**Stated goal:** Show all lines from the listing below that contain "территории".

**Data rows:**
──────────────────────────────
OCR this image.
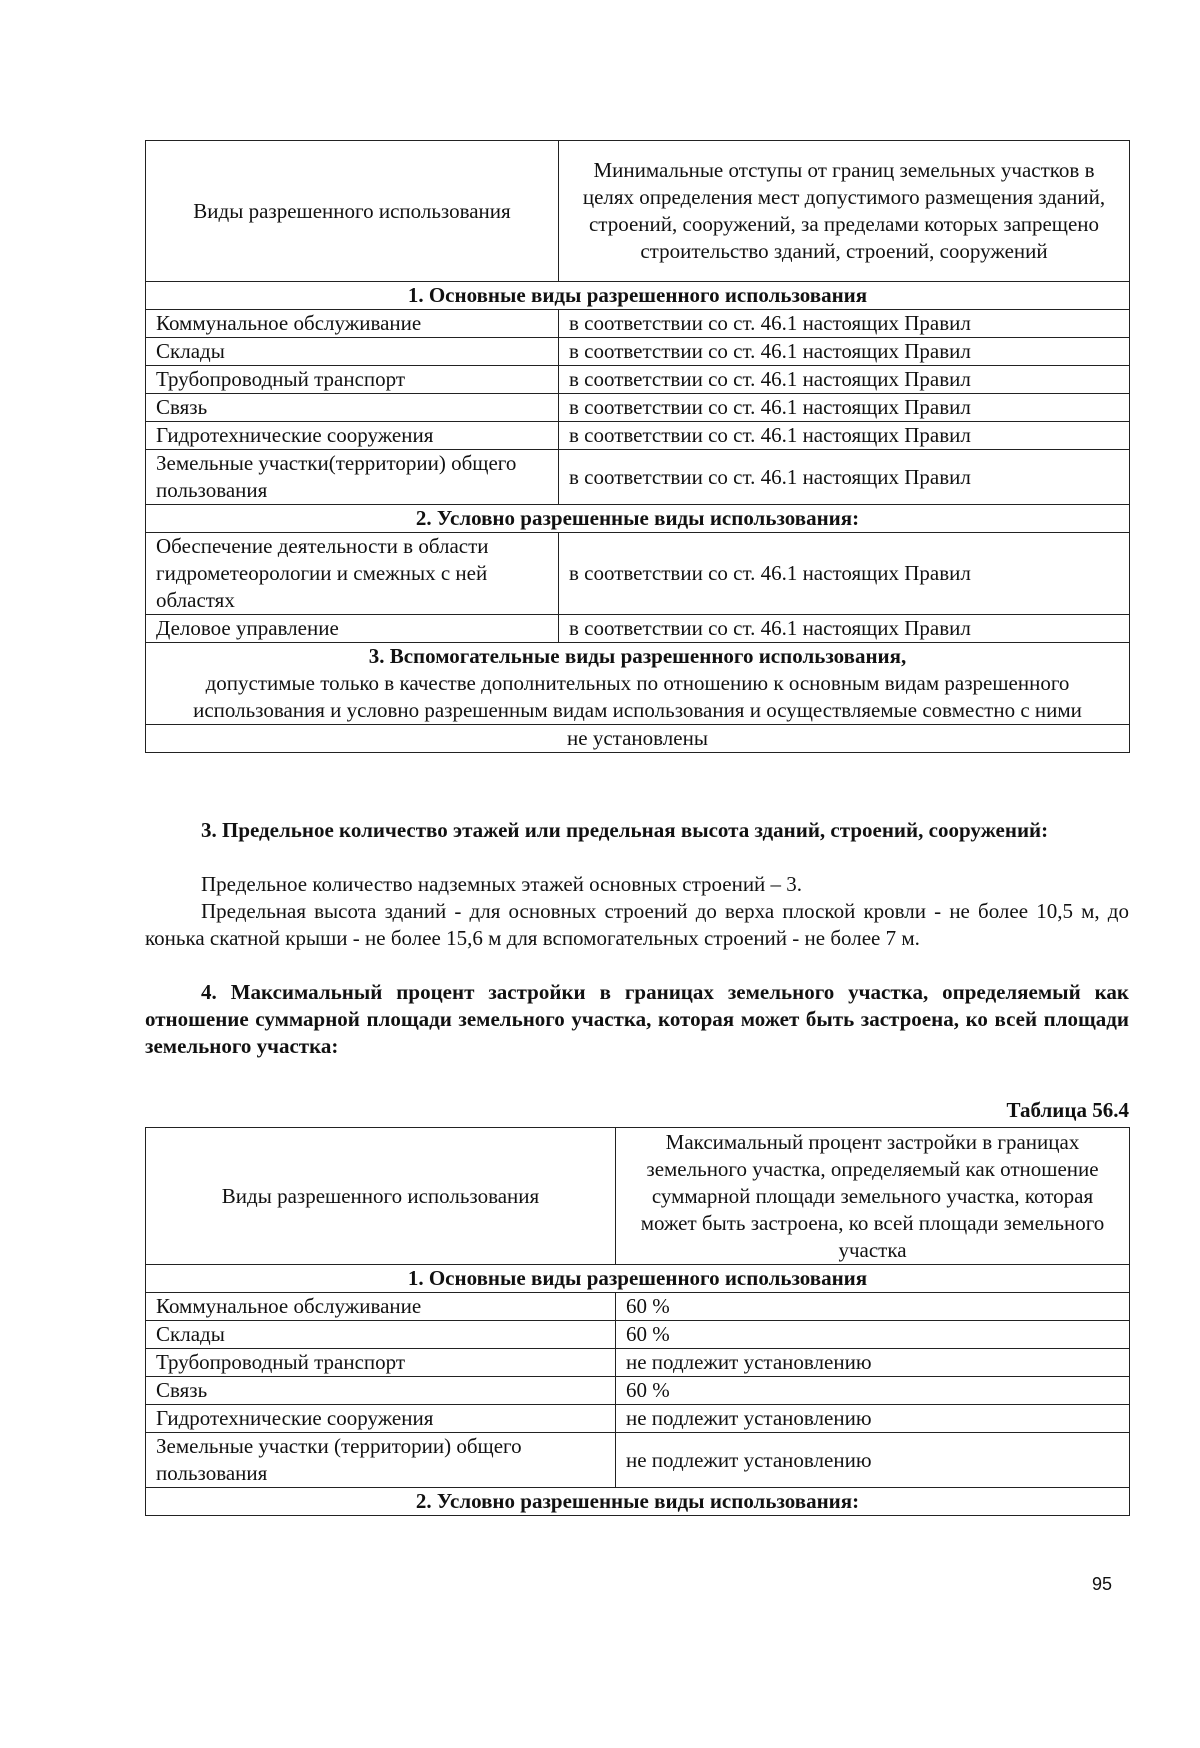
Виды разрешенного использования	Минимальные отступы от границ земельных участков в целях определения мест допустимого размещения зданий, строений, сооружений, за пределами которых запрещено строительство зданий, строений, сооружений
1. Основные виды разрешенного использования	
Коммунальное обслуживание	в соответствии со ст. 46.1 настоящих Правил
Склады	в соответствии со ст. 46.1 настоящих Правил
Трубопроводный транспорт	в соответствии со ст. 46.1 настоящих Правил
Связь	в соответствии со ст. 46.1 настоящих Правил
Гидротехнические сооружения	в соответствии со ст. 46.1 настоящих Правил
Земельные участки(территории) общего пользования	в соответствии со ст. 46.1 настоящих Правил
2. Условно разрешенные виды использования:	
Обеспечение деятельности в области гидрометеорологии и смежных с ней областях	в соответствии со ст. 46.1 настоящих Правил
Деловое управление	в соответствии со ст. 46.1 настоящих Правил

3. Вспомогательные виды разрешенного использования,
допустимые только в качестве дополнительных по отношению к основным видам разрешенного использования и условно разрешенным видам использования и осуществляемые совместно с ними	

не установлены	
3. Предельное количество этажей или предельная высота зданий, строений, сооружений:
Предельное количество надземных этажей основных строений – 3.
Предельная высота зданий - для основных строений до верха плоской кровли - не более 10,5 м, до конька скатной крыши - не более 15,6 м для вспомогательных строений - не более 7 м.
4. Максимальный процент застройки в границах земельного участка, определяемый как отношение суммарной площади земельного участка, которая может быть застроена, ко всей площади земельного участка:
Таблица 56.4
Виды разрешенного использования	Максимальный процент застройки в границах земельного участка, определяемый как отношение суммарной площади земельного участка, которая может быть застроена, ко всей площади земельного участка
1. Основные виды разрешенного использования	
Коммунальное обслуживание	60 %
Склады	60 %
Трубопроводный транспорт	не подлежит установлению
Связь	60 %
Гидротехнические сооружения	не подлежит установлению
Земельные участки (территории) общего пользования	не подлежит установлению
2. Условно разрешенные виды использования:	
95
──────────────────────────────
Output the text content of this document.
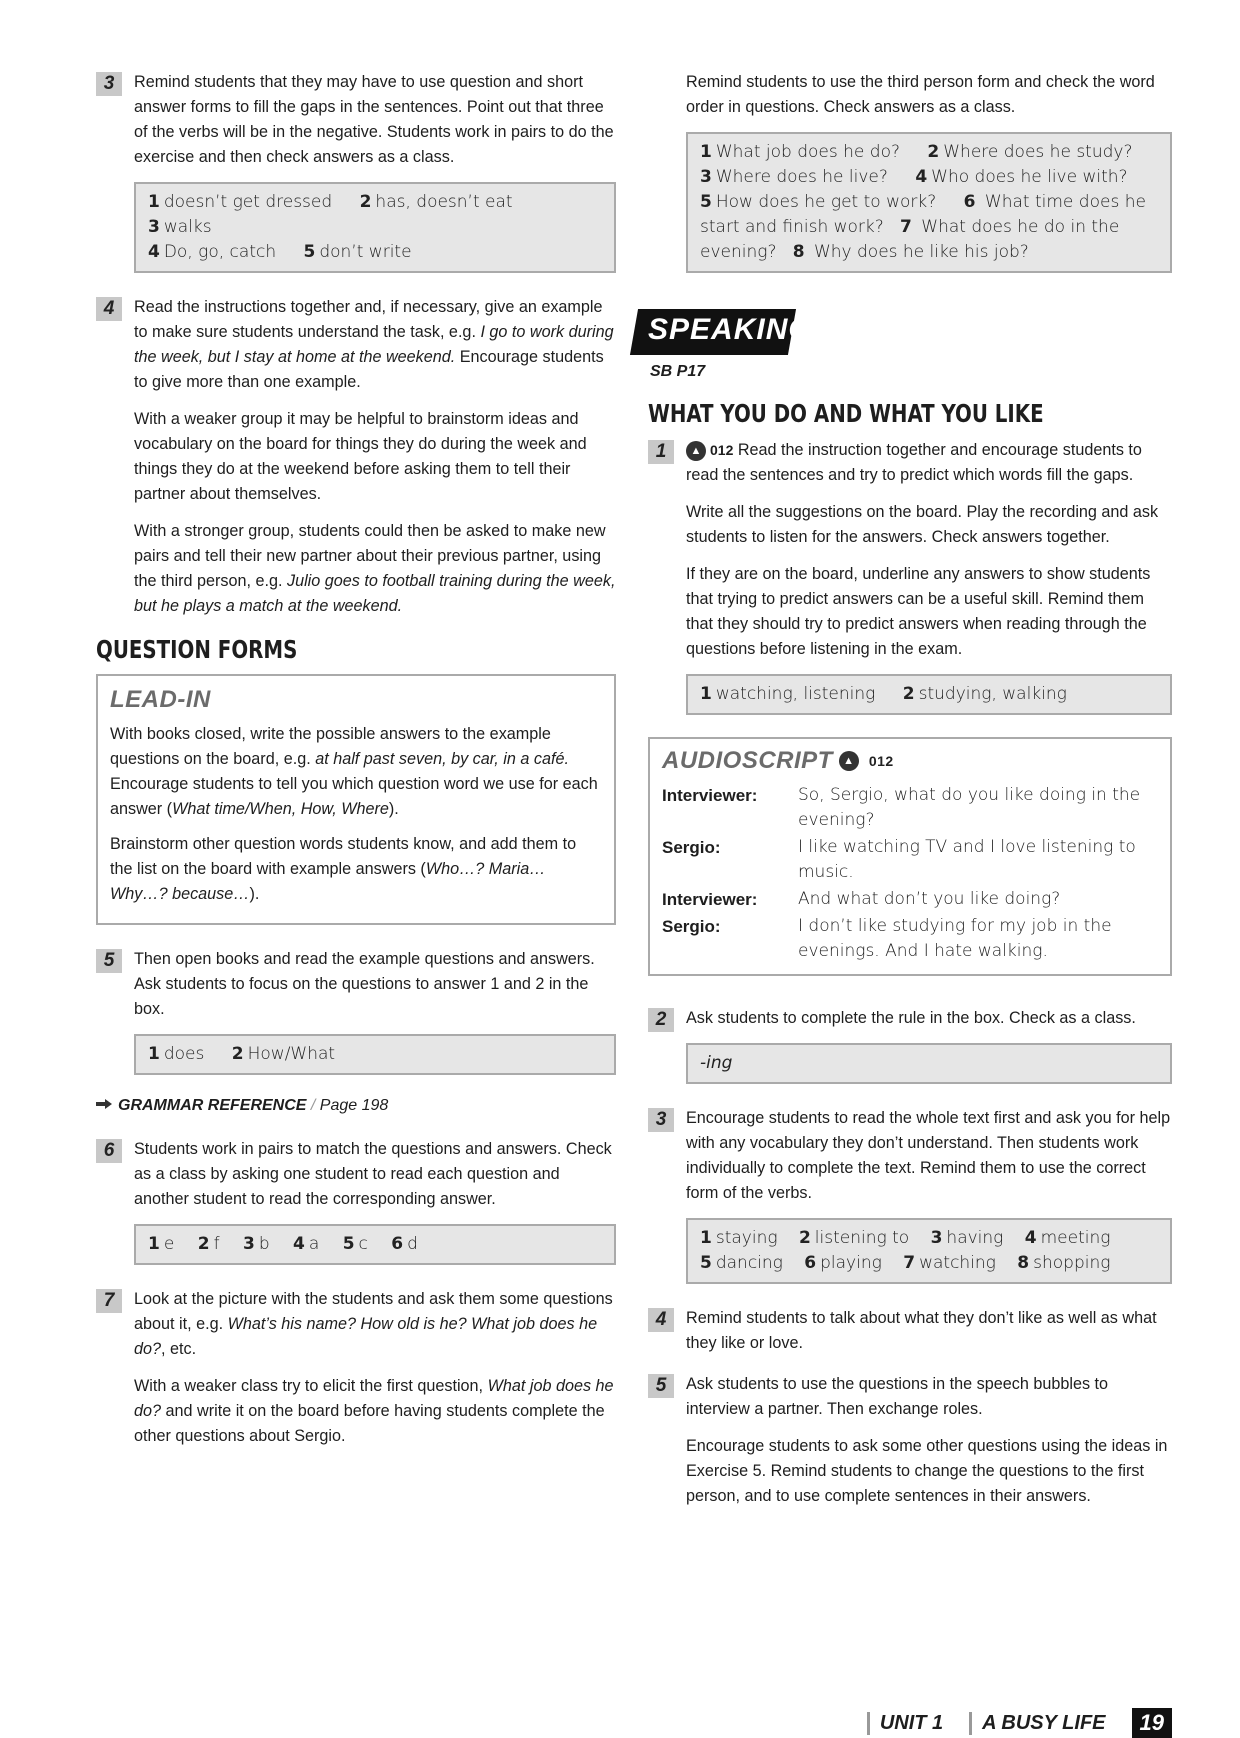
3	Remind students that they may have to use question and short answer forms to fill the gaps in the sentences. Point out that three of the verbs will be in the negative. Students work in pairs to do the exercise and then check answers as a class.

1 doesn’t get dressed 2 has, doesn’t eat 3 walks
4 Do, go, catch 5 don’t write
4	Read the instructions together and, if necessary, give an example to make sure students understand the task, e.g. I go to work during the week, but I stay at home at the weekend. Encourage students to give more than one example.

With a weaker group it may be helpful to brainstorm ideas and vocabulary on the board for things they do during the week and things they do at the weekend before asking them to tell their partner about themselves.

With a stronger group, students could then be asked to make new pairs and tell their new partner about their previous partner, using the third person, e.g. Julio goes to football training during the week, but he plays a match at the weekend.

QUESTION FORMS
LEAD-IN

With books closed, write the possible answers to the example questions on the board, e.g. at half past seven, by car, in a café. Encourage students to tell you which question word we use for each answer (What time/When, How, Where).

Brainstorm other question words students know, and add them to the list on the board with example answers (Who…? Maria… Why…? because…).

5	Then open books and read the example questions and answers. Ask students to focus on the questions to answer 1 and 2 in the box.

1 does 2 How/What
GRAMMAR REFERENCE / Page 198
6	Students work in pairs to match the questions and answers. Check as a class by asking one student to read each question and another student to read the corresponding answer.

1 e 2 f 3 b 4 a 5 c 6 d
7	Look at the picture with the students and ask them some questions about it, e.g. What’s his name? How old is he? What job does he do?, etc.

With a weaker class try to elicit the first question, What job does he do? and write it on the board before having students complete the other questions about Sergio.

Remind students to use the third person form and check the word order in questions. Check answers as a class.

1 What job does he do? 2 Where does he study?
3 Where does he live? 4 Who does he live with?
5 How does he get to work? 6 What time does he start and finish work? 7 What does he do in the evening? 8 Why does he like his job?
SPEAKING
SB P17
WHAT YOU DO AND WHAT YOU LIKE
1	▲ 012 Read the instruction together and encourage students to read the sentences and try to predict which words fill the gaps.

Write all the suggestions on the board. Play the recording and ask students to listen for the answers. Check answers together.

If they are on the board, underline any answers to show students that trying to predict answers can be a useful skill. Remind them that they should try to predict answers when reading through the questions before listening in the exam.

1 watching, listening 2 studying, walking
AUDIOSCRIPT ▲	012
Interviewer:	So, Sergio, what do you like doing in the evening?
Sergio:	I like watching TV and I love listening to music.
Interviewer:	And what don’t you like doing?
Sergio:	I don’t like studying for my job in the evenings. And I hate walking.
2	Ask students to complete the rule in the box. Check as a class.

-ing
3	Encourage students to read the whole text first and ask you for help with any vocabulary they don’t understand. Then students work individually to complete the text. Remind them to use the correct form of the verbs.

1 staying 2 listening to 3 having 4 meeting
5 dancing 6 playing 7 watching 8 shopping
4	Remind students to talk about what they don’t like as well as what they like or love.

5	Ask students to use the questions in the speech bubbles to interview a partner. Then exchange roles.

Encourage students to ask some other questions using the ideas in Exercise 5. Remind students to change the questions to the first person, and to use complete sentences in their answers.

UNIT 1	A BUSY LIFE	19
──────────────────────────────
**The output:**
Земельные участки(территории) общего пользования	в соответствии со ст. 46.1 настоящих Правил
Земельные участки (территории) общего пользования	не подлежит установлению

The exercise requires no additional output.